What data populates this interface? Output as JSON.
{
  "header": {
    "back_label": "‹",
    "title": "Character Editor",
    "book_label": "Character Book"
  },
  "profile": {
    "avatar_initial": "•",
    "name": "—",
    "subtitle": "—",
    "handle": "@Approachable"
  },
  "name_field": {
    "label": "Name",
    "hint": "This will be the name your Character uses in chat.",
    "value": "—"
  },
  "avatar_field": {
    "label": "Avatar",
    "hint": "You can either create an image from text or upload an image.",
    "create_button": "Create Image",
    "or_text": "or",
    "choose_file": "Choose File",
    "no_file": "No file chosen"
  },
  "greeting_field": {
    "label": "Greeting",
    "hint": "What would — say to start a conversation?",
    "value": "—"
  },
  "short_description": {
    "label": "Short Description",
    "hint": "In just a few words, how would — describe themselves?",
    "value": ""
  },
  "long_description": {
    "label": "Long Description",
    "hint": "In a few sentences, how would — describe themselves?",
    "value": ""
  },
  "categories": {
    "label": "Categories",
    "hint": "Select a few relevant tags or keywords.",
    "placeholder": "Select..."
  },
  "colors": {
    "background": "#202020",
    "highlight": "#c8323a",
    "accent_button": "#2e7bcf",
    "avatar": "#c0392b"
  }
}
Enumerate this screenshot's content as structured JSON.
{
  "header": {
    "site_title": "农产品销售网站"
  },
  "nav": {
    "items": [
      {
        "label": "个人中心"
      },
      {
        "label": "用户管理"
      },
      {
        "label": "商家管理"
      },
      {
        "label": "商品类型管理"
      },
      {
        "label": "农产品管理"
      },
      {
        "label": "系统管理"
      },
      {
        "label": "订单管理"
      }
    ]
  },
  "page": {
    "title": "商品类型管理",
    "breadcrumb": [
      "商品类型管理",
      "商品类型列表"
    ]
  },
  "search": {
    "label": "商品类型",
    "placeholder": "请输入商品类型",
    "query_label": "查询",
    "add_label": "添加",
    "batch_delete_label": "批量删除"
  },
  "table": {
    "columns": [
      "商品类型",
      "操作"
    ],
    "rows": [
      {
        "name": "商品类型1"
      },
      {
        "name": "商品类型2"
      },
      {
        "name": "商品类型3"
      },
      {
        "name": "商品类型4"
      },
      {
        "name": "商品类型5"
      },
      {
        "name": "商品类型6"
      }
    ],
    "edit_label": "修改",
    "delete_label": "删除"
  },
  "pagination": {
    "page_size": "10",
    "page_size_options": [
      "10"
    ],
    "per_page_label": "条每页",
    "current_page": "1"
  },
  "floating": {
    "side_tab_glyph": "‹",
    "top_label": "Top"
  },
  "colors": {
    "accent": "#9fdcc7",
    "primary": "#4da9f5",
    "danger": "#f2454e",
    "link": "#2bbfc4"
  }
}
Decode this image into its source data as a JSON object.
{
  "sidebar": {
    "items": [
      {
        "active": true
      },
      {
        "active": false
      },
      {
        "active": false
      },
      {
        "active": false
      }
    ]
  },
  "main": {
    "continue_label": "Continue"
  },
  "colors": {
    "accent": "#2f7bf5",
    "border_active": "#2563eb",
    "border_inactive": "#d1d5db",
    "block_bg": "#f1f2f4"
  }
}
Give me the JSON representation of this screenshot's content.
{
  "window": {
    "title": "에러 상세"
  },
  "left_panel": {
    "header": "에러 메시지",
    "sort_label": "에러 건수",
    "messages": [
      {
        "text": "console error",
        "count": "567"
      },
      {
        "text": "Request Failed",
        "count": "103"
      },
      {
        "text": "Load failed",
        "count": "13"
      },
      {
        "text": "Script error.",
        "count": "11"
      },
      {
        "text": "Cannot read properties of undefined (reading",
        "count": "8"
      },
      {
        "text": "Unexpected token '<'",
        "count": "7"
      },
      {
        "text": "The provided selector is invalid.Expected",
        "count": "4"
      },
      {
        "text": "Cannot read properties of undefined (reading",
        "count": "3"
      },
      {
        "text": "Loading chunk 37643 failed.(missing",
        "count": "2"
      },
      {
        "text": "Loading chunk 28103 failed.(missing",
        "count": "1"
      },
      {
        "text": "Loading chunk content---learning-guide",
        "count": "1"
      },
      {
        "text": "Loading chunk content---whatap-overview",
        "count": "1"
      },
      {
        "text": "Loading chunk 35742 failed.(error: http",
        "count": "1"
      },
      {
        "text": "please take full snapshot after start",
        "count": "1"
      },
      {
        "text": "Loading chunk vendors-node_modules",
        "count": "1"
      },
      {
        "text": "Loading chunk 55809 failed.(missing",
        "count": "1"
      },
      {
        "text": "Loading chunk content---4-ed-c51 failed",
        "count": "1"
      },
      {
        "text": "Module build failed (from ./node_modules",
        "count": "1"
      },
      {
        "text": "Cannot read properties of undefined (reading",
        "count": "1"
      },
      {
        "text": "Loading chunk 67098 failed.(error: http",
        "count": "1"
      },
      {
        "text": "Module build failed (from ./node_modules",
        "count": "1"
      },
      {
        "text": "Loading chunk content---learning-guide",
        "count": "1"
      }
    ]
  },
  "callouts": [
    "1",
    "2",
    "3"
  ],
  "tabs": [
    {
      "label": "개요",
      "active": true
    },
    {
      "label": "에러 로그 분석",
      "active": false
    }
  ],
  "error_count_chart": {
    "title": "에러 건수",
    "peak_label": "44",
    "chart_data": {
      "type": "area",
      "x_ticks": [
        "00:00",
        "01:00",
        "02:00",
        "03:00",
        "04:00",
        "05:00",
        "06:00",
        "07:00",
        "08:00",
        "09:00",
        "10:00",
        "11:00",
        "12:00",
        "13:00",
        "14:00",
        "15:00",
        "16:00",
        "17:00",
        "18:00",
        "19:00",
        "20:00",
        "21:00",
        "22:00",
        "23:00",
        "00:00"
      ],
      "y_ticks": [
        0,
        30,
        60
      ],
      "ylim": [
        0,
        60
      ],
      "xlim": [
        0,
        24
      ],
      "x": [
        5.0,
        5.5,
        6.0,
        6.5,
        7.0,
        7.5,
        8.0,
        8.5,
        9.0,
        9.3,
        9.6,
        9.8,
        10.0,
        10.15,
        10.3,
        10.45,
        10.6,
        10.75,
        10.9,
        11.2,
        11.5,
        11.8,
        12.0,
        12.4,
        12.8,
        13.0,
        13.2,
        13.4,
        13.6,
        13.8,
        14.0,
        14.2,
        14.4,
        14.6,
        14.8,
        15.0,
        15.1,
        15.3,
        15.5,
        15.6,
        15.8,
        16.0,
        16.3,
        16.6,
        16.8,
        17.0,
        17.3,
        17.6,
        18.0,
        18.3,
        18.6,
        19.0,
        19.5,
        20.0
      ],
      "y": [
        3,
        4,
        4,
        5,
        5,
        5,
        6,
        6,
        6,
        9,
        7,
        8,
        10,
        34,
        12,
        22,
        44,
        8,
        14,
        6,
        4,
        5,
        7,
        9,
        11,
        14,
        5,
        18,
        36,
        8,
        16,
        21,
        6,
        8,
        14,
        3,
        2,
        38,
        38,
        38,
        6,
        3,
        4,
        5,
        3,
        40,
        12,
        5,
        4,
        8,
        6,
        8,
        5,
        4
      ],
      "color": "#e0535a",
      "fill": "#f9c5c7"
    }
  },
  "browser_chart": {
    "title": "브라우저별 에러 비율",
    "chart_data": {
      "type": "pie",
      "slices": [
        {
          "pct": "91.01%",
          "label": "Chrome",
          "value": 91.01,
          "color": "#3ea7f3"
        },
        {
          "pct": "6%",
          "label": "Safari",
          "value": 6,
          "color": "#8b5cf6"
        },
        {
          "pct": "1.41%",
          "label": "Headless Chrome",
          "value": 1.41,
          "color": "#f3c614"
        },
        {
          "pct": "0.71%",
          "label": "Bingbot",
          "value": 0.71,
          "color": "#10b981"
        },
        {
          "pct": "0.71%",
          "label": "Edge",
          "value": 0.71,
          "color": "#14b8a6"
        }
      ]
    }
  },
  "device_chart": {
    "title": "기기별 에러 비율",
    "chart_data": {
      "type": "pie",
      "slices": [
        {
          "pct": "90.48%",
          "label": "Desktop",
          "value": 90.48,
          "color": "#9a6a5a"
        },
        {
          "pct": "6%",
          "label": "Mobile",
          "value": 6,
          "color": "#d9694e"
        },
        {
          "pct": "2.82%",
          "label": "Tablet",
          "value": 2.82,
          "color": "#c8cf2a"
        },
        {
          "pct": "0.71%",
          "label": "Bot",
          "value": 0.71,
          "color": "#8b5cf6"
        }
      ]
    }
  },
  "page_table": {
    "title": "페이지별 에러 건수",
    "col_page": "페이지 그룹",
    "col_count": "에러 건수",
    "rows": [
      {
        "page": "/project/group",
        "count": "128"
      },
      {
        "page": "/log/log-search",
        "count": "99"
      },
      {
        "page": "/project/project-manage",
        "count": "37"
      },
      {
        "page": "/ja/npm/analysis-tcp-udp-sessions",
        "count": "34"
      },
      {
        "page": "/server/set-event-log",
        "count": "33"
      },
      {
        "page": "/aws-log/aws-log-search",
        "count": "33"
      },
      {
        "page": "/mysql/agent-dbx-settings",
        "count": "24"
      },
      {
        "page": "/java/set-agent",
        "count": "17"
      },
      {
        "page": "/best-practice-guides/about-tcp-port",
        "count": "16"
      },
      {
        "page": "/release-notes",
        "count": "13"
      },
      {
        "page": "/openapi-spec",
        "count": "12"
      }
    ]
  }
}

### [Aim]
Copy out each line of the records that holds the string "Chrome".

### [Correct response]
          "label": "Chrome",
          "label": "Headless Chrome",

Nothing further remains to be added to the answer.